__Written task__: Lines containing the word "Oracle" are to be located and copied.

__Records shown__:
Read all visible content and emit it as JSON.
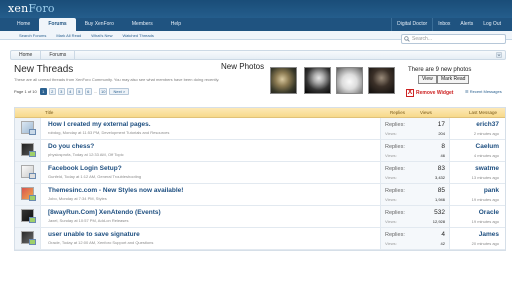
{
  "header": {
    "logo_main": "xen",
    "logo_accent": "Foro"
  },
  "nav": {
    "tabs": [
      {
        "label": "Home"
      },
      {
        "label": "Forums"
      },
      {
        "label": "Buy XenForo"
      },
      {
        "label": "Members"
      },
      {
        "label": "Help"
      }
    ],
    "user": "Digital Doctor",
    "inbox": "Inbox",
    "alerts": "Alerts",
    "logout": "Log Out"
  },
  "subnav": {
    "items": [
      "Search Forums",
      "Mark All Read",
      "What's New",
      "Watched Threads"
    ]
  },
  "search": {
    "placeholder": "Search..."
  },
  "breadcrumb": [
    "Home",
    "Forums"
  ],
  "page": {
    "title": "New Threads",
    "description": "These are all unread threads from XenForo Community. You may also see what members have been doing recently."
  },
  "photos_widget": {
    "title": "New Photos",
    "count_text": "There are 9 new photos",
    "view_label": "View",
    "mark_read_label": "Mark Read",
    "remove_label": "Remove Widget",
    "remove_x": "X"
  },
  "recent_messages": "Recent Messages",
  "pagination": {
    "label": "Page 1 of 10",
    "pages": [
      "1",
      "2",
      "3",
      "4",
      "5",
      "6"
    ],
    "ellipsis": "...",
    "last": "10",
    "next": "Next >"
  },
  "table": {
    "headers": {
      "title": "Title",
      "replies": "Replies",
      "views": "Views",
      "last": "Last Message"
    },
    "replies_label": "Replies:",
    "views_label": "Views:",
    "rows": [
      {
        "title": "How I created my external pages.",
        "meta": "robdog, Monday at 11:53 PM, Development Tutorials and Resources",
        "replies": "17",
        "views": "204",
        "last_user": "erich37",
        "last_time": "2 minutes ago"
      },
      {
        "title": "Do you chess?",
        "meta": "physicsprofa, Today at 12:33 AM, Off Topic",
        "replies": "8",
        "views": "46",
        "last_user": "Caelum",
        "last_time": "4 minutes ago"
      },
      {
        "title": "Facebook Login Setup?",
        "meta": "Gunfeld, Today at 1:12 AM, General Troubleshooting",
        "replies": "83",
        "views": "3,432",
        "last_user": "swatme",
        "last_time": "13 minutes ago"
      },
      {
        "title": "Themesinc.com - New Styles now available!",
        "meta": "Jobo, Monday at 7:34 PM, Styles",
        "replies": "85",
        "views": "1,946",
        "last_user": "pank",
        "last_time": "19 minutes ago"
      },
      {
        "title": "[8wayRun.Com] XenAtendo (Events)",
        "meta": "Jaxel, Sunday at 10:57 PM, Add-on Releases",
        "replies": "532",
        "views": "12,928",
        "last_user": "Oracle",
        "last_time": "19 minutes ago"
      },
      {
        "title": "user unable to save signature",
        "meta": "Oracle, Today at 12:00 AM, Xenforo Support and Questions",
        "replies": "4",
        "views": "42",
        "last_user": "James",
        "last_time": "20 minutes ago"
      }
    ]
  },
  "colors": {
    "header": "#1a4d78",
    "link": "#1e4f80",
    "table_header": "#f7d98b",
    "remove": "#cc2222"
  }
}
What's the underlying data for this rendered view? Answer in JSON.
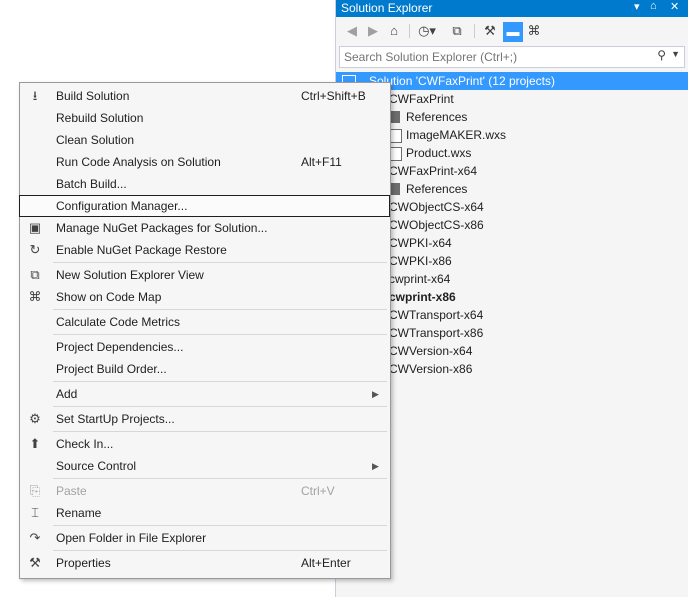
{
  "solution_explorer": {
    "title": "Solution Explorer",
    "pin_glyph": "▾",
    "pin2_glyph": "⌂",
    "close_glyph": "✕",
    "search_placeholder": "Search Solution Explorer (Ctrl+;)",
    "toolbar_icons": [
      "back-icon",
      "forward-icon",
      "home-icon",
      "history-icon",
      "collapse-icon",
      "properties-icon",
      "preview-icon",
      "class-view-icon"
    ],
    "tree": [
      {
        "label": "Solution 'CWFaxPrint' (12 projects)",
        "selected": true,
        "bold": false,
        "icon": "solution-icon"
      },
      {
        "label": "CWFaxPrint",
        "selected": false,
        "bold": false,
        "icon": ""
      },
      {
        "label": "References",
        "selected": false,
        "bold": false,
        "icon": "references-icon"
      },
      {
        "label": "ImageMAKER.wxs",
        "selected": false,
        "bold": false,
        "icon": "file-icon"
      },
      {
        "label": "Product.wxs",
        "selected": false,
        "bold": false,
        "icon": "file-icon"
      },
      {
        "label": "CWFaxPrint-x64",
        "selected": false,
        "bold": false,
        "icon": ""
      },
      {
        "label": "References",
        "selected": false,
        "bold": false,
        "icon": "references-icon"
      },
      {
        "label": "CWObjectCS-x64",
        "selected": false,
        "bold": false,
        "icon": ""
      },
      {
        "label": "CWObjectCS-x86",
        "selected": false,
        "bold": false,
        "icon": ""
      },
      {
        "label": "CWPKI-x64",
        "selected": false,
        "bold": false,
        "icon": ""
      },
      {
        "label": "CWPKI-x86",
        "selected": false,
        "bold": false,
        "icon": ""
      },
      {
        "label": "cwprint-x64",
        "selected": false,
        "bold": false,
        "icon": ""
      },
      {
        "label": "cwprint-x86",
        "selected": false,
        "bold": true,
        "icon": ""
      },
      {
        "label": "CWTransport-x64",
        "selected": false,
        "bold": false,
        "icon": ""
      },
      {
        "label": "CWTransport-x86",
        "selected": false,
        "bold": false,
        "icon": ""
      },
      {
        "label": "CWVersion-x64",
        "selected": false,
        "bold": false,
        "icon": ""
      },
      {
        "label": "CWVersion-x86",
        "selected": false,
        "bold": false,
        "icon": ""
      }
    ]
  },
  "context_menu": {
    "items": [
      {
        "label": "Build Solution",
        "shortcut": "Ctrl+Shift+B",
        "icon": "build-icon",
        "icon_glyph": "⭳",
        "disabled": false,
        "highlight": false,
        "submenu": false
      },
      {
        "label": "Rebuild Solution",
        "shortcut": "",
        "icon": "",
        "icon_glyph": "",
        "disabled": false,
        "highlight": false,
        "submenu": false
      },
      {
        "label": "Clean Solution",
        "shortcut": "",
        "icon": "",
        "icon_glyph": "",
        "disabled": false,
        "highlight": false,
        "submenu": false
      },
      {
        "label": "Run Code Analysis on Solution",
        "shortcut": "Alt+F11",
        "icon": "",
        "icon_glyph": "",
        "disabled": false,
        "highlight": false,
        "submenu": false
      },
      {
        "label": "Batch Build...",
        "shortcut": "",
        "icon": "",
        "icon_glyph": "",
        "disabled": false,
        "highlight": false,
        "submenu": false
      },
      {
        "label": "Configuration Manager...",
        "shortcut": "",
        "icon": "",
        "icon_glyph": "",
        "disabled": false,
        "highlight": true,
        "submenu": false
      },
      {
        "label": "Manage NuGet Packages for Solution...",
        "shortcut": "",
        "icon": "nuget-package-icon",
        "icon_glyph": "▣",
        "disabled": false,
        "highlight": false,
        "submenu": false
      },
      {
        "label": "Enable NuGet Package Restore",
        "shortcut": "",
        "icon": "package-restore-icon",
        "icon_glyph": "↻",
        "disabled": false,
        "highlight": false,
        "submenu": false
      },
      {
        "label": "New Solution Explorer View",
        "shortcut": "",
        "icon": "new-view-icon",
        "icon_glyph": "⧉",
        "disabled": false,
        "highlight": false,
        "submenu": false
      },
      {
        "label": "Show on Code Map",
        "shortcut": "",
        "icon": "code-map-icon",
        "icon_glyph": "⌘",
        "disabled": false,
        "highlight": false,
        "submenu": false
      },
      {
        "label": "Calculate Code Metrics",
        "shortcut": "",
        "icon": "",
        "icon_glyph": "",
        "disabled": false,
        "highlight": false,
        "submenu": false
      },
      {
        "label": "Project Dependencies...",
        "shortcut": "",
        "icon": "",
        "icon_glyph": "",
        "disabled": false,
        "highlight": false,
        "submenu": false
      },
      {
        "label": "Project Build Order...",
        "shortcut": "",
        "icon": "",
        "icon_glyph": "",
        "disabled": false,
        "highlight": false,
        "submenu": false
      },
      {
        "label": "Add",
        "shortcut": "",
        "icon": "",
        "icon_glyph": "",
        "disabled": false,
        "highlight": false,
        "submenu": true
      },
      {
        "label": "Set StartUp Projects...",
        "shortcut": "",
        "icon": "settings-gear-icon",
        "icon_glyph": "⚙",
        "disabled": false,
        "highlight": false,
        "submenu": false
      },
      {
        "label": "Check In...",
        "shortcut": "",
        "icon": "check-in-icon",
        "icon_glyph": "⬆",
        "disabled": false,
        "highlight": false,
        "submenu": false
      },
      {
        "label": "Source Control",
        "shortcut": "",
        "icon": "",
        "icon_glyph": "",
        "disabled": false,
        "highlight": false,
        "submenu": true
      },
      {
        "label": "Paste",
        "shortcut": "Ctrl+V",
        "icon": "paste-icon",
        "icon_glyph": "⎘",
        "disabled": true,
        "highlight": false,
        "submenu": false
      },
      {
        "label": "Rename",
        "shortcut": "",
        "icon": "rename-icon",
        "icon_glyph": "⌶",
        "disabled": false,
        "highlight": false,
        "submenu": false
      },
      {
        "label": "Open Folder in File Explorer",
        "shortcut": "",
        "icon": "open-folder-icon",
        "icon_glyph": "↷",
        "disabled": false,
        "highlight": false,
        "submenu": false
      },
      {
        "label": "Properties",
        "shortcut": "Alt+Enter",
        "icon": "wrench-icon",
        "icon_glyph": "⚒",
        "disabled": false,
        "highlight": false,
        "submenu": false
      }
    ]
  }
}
...
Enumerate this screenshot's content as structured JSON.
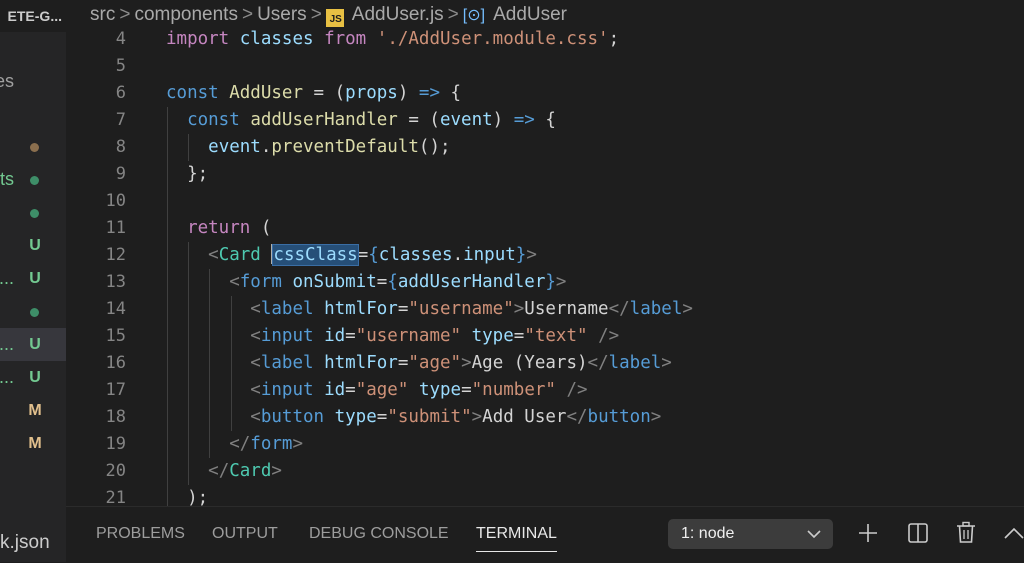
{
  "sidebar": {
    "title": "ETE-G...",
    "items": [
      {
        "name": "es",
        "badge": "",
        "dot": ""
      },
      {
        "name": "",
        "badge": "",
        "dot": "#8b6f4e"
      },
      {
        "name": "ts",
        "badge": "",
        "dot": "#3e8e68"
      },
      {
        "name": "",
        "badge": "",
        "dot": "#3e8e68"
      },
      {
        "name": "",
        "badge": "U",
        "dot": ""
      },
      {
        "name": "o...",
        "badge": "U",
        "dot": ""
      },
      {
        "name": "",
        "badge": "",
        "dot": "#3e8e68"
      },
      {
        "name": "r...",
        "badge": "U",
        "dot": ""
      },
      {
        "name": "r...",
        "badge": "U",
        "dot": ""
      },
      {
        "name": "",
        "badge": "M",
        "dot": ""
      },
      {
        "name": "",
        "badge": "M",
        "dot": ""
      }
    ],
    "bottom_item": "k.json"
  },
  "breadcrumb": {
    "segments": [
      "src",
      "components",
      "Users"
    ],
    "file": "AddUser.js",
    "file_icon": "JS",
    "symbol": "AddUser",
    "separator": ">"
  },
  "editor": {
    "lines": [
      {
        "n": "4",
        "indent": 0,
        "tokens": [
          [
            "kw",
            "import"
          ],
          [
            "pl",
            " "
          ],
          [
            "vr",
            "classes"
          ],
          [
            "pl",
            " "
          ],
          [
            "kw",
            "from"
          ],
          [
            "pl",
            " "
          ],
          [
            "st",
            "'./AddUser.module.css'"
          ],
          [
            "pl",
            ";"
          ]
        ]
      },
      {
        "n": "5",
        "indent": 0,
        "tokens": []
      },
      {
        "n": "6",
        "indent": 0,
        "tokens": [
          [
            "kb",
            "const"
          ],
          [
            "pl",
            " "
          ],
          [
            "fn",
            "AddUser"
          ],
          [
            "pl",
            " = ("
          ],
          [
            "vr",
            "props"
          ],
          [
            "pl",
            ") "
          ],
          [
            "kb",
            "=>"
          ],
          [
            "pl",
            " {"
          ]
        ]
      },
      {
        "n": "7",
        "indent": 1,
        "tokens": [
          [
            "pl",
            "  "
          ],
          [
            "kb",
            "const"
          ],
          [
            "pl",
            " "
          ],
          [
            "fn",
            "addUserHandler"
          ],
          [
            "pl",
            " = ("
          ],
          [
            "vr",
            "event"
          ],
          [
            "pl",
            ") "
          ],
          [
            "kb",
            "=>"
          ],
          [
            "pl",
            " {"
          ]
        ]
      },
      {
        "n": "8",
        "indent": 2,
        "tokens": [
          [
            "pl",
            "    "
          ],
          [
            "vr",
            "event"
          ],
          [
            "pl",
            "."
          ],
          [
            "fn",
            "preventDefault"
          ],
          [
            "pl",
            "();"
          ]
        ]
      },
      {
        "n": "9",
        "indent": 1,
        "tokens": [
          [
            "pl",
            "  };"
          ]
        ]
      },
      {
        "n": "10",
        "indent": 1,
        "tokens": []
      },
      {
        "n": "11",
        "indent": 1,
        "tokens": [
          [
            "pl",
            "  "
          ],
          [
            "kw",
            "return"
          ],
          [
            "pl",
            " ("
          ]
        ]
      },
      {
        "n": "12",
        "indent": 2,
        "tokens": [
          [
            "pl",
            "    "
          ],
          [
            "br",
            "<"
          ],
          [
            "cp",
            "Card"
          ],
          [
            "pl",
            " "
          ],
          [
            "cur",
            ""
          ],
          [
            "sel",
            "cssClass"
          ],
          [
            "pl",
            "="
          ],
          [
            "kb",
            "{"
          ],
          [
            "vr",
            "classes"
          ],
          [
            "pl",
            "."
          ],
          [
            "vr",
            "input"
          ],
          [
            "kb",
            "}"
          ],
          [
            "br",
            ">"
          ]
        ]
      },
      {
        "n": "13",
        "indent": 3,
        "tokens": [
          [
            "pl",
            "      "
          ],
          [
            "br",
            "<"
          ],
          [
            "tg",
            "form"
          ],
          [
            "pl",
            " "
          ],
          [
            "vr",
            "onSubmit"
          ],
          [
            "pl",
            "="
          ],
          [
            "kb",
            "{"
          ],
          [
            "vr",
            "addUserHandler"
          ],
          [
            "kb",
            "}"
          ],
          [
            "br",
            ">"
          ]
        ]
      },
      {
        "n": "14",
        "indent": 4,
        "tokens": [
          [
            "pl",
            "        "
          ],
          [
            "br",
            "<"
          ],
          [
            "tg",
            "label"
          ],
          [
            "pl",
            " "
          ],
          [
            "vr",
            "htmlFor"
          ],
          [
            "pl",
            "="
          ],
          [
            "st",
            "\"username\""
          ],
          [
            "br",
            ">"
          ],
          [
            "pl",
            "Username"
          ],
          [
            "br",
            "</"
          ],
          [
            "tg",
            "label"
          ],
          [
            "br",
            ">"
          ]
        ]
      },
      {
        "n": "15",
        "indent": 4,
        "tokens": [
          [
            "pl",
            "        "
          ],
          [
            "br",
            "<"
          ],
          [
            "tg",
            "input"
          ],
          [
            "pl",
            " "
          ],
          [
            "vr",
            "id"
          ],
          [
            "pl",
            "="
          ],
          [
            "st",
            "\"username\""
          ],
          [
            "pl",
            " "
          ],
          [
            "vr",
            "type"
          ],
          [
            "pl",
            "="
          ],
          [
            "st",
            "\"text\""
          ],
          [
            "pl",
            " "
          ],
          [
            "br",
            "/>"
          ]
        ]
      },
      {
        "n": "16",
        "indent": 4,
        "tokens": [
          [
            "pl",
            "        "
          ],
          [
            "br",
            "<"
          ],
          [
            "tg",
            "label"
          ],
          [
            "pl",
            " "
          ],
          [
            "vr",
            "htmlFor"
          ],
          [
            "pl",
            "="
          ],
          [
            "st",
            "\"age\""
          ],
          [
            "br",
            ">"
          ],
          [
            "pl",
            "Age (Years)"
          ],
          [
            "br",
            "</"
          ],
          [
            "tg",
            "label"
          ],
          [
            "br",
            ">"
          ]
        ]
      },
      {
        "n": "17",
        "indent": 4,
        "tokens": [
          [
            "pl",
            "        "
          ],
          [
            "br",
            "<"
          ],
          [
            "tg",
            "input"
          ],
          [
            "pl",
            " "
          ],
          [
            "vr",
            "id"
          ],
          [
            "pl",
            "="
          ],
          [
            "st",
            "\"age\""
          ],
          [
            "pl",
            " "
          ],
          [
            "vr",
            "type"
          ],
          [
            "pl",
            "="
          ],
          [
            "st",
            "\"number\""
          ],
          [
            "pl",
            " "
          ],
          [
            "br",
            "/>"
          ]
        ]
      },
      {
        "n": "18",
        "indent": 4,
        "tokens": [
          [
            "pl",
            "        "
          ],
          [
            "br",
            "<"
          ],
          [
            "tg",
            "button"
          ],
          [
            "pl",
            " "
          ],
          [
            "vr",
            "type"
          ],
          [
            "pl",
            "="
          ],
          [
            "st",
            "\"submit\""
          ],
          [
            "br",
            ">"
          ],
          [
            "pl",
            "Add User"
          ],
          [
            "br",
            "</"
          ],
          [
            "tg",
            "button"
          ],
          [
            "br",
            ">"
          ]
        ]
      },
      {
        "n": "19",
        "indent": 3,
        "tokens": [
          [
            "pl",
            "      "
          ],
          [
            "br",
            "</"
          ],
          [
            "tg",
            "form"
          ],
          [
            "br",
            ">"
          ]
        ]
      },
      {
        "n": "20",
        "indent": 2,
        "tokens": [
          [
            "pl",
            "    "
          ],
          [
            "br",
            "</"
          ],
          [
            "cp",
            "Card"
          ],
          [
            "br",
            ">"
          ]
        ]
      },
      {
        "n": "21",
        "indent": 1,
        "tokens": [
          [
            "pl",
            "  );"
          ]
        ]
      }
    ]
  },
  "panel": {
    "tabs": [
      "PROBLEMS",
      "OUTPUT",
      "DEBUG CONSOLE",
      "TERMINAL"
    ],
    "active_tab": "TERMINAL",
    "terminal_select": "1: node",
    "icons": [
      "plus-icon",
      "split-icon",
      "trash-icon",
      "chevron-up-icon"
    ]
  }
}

__Exercise response__:
        "last_user": "Oracle",
        "meta": "Oracle, Today at 12:00 AM, Xenforo Support and Questions",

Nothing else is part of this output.